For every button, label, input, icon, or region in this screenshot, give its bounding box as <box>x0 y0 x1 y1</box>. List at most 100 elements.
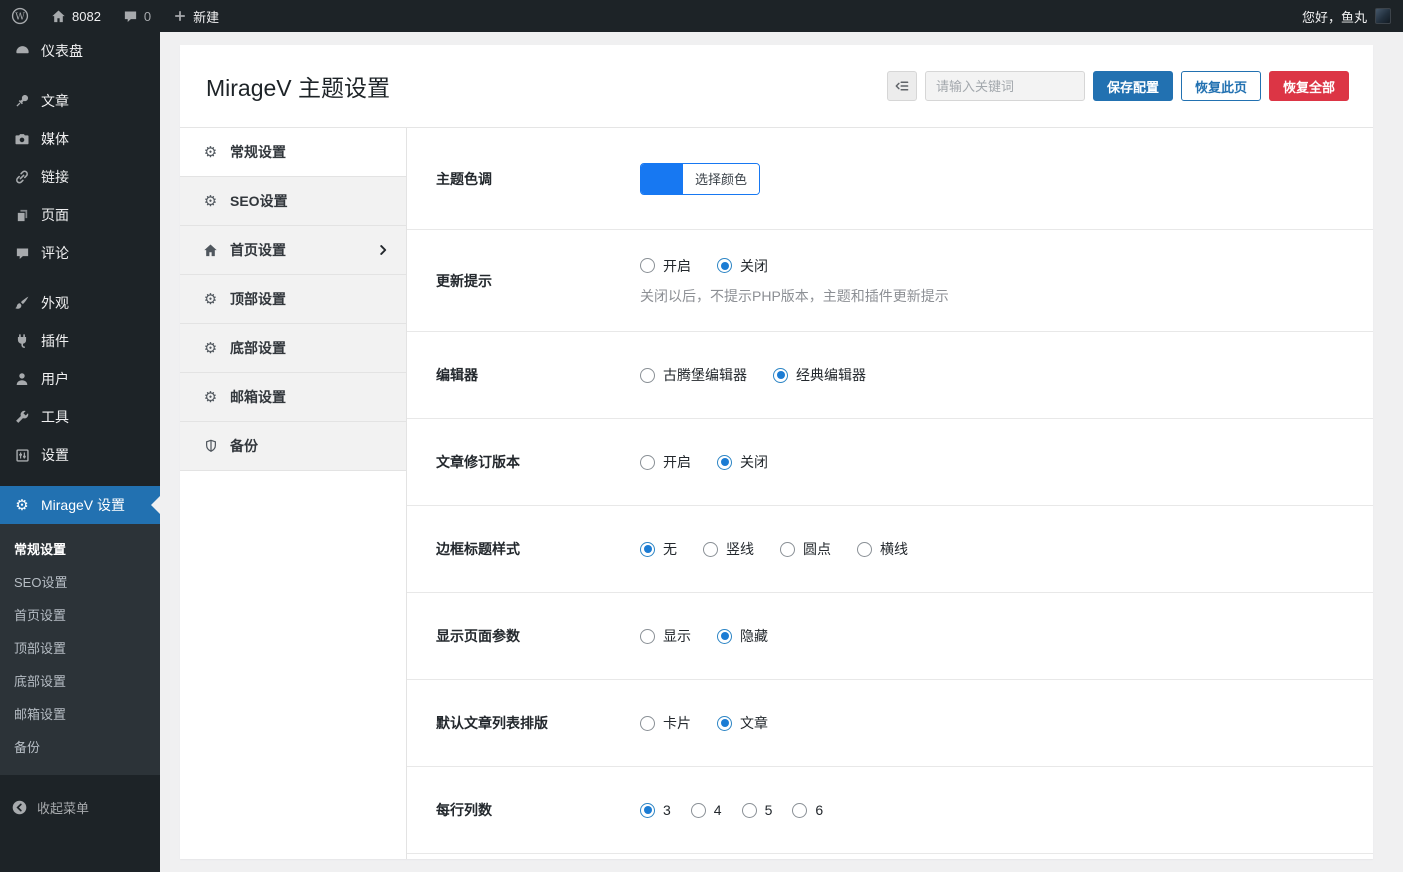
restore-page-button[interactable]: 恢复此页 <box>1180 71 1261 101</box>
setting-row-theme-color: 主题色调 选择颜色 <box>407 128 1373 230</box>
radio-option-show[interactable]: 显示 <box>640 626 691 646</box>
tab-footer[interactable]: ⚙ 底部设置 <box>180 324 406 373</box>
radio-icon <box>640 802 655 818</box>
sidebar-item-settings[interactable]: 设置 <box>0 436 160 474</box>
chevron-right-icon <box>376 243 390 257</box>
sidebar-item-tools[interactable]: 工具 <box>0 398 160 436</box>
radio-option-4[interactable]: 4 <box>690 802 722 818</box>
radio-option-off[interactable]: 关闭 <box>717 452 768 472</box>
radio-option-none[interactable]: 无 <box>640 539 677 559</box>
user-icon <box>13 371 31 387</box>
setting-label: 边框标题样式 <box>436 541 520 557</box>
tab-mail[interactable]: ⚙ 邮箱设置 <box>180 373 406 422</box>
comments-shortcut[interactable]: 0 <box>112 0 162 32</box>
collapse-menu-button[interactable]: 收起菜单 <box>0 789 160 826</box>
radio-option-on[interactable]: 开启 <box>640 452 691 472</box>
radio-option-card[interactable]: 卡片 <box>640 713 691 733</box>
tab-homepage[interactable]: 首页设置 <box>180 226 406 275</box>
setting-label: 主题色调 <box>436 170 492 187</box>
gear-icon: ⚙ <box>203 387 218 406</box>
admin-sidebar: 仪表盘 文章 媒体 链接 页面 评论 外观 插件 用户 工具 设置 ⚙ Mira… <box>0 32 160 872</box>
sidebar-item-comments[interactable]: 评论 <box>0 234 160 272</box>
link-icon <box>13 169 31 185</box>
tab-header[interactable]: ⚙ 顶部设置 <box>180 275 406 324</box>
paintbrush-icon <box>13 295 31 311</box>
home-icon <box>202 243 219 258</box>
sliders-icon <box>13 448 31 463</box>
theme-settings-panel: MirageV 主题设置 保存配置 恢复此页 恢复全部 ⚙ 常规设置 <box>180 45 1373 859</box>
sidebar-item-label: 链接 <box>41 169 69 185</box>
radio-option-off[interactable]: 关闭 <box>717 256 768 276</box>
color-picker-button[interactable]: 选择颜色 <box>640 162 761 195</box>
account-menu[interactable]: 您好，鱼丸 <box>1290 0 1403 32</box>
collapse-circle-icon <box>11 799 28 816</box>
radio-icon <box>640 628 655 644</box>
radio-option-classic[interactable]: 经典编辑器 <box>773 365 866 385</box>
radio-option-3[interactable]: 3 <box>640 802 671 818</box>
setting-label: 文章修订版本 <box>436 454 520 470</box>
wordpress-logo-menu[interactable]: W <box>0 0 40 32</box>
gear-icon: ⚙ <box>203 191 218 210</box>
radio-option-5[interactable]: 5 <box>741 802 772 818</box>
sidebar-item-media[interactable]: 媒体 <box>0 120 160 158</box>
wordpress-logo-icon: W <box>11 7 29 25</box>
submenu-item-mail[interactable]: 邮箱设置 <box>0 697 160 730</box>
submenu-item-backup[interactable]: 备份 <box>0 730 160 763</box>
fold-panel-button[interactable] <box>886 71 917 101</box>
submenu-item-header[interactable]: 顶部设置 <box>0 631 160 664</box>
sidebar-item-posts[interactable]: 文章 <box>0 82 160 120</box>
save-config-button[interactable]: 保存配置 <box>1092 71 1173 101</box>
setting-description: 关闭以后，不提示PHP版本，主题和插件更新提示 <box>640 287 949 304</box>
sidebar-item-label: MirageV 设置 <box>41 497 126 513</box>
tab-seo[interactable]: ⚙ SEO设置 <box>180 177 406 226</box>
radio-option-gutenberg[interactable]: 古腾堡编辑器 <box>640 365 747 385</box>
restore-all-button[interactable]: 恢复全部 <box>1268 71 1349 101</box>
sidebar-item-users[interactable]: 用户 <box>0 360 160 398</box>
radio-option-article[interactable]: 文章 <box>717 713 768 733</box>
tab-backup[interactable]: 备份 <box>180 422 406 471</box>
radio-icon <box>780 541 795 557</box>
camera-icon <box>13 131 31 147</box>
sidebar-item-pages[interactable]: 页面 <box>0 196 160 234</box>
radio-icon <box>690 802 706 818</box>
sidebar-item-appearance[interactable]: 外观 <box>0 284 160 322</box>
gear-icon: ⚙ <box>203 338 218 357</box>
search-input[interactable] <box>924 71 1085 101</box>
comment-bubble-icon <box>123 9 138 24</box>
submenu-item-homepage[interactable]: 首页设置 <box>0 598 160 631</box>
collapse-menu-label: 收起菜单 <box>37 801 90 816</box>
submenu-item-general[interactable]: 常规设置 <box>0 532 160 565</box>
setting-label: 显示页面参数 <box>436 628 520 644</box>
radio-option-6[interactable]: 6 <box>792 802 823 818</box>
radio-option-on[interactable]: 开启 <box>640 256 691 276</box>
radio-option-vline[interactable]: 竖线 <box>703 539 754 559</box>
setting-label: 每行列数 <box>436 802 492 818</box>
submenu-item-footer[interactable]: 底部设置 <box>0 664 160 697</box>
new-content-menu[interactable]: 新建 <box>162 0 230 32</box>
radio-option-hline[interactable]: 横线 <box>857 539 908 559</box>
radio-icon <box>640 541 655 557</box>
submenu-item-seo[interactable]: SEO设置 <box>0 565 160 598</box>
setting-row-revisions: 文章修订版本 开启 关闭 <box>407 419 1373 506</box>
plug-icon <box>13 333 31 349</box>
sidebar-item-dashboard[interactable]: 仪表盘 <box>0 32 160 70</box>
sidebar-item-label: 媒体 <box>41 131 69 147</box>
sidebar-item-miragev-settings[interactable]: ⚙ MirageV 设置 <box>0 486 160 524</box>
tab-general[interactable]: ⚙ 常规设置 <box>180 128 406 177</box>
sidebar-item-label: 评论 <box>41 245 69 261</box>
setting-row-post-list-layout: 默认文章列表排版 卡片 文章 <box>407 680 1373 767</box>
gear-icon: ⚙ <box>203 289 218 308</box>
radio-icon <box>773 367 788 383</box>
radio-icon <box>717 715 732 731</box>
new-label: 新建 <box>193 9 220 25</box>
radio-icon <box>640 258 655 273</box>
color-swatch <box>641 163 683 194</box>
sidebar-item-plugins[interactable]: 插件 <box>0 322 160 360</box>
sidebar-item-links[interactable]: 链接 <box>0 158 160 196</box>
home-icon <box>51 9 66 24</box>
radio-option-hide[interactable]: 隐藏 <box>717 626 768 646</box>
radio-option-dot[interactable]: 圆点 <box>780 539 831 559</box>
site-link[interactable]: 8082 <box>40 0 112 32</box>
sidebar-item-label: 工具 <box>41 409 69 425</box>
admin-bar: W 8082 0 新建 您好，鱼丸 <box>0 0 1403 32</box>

=======

Problem requirements → Copy out every record above word for word, leaving out the pictures.

Result →
For every button, label, input, icon, or region in this screenshot, give its bounding box as <box>x0 y0 x1 y1</box>. List at most 100 elements.
restore-page-button[interactable]: 恢复此页 <box>1180 71 1261 101</box>
setting-row-theme-color: 主题色调 选择颜色 <box>407 128 1373 230</box>
radio-option-show[interactable]: 显示 <box>640 626 691 646</box>
tab-footer[interactable]: ⚙ 底部设置 <box>180 324 406 373</box>
radio-icon <box>640 802 655 818</box>
sidebar-item-settings[interactable]: 设置 <box>0 436 160 474</box>
chevron-right-icon <box>376 243 390 257</box>
sidebar-item-tools[interactable]: 工具 <box>0 398 160 436</box>
radio-option-4[interactable]: 4 <box>690 802 722 818</box>
radio-option-off[interactable]: 关闭 <box>717 452 768 472</box>
radio-option-none[interactable]: 无 <box>640 539 677 559</box>
user-icon <box>13 371 31 387</box>
setting-label: 边框标题样式 <box>436 541 520 557</box>
tab-mail[interactable]: ⚙ 邮箱设置 <box>180 373 406 422</box>
comments-shortcut[interactable]: 0 <box>112 0 162 32</box>
collapse-menu-button[interactable]: 收起菜单 <box>0 789 160 826</box>
radio-option-on[interactable]: 开启 <box>640 452 691 472</box>
radio-option-card[interactable]: 卡片 <box>640 713 691 733</box>
tab-homepage[interactable]: 首页设置 <box>180 226 406 275</box>
setting-label: 主题色调 <box>436 170 492 187</box>
gear-icon: ⚙ <box>203 387 218 406</box>
admin-sidebar: 仪表盘 文章 媒体 链接 页面 评论 外观 插件 用户 工具 设置 ⚙ Mira… <box>0 32 160 872</box>
sidebar-item-comments[interactable]: 评论 <box>0 234 160 272</box>
link-icon <box>13 169 31 185</box>
tab-header[interactable]: ⚙ 顶部设置 <box>180 275 406 324</box>
paintbrush-icon <box>13 295 31 311</box>
home-icon <box>202 243 219 258</box>
sliders-icon <box>13 448 31 463</box>
theme-settings-panel: MirageV 主题设置 保存配置 恢复此页 恢复全部 ⚙ 常规设置 <box>180 45 1373 859</box>
sidebar-item-label: 链接 <box>41 169 69 185</box>
radio-option-off[interactable]: 关闭 <box>717 256 768 276</box>
color-picker-button[interactable]: 选择颜色 <box>640 162 761 195</box>
account-menu[interactable]: 您好，鱼丸 <box>1290 0 1403 32</box>
collapse-circle-icon <box>11 799 28 816</box>
radio-icon <box>640 628 655 644</box>
radio-option-classic[interactable]: 经典编辑器 <box>773 365 866 385</box>
radio-option-3[interactable]: 3 <box>640 802 671 818</box>
setting-label: 文章修订版本 <box>436 454 520 470</box>
wordpress-logo-menu[interactable]: W <box>0 0 40 32</box>
gear-icon: ⚙ <box>203 191 218 210</box>
radio-option-5[interactable]: 5 <box>741 802 772 818</box>
sidebar-item-media[interactable]: 媒体 <box>0 120 160 158</box>
wordpress-logo-icon: W <box>11 7 29 25</box>
submenu-item-mail[interactable]: 邮箱设置 <box>0 697 160 730</box>
submenu-item-backup[interactable]: 备份 <box>0 730 160 763</box>
fold-panel-button[interactable] <box>886 71 917 101</box>
submenu-item-header[interactable]: 顶部设置 <box>0 631 160 664</box>
sidebar-item-posts[interactable]: 文章 <box>0 82 160 120</box>
save-config-button[interactable]: 保存配置 <box>1092 71 1173 101</box>
setting-description: 关闭以后，不提示PHP版本，主题和插件更新提示 <box>640 287 949 304</box>
sidebar-item-label: MirageV 设置 <box>41 497 126 513</box>
tab-seo[interactable]: ⚙ SEO设置 <box>180 177 406 226</box>
radio-option-gutenberg[interactable]: 古腾堡编辑器 <box>640 365 747 385</box>
restore-all-button[interactable]: 恢复全部 <box>1268 71 1349 101</box>
sidebar-item-users[interactable]: 用户 <box>0 360 160 398</box>
radio-option-article[interactable]: 文章 <box>717 713 768 733</box>
tab-backup[interactable]: 备份 <box>180 422 406 471</box>
radio-icon <box>780 541 795 557</box>
camera-icon <box>13 131 31 147</box>
sidebar-item-pages[interactable]: 页面 <box>0 196 160 234</box>
radio-icon <box>690 802 706 818</box>
sidebar-item-appearance[interactable]: 外观 <box>0 284 160 322</box>
gear-icon: ⚙ <box>203 338 218 357</box>
search-input[interactable] <box>924 71 1085 101</box>
comment-bubble-icon <box>123 9 138 24</box>
submenu-item-homepage[interactable]: 首页设置 <box>0 598 160 631</box>
collapse-menu-label: 收起菜单 <box>37 801 90 816</box>
submenu-item-general[interactable]: 常规设置 <box>0 532 160 565</box>
setting-label: 显示页面参数 <box>436 628 520 644</box>
radio-option-6[interactable]: 6 <box>792 802 823 818</box>
radio-option-on[interactable]: 开启 <box>640 256 691 276</box>
radio-option-vline[interactable]: 竖线 <box>703 539 754 559</box>
setting-label: 每行列数 <box>436 802 492 818</box>
submenu-item-footer[interactable]: 底部设置 <box>0 664 160 697</box>
new-content-menu[interactable]: 新建 <box>162 0 230 32</box>
radio-option-hline[interactable]: 横线 <box>857 539 908 559</box>
radio-icon <box>640 541 655 557</box>
submenu-item-seo[interactable]: SEO设置 <box>0 565 160 598</box>
setting-row-revisions: 文章修订版本 开启 关闭 <box>407 419 1373 506</box>
plug-icon <box>13 333 31 349</box>
sidebar-item-dashboard[interactable]: 仪表盘 <box>0 32 160 70</box>
sidebar-item-label: 媒体 <box>41 131 69 147</box>
sidebar-item-miragev-settings[interactable]: ⚙ MirageV 设置 <box>0 486 160 524</box>
tab-general[interactable]: ⚙ 常规设置 <box>180 128 406 177</box>
sidebar-item-label: 评论 <box>41 245 69 261</box>
setting-row-post-list-layout: 默认文章列表排版 卡片 文章 <box>407 680 1373 767</box>
gear-icon: ⚙ <box>203 289 218 308</box>
radio-icon <box>773 367 788 383</box>
radio-icon <box>717 715 732 731</box>
new-label: 新建 <box>193 9 220 25</box>
radio-icon <box>640 258 655 273</box>
color-swatch <box>641 163 683 194</box>
sidebar-item-plugins[interactable]: 插件 <box>0 322 160 360</box>
sidebar-item-links[interactable]: 链接 <box>0 158 160 196</box>
home-icon <box>51 9 66 24</box>
radio-option-hide[interactable]: 隐藏 <box>717 626 768 646</box>
radio-option-dot[interactable]: 圆点 <box>780 539 831 559</box>
site-link[interactable]: 8082 <box>40 0 112 32</box>
sidebar-item-label: 工具 <box>41 409 69 425</box>
admin-bar: W 8082 0 新建 您好，鱼丸 <box>0 0 1403 32</box>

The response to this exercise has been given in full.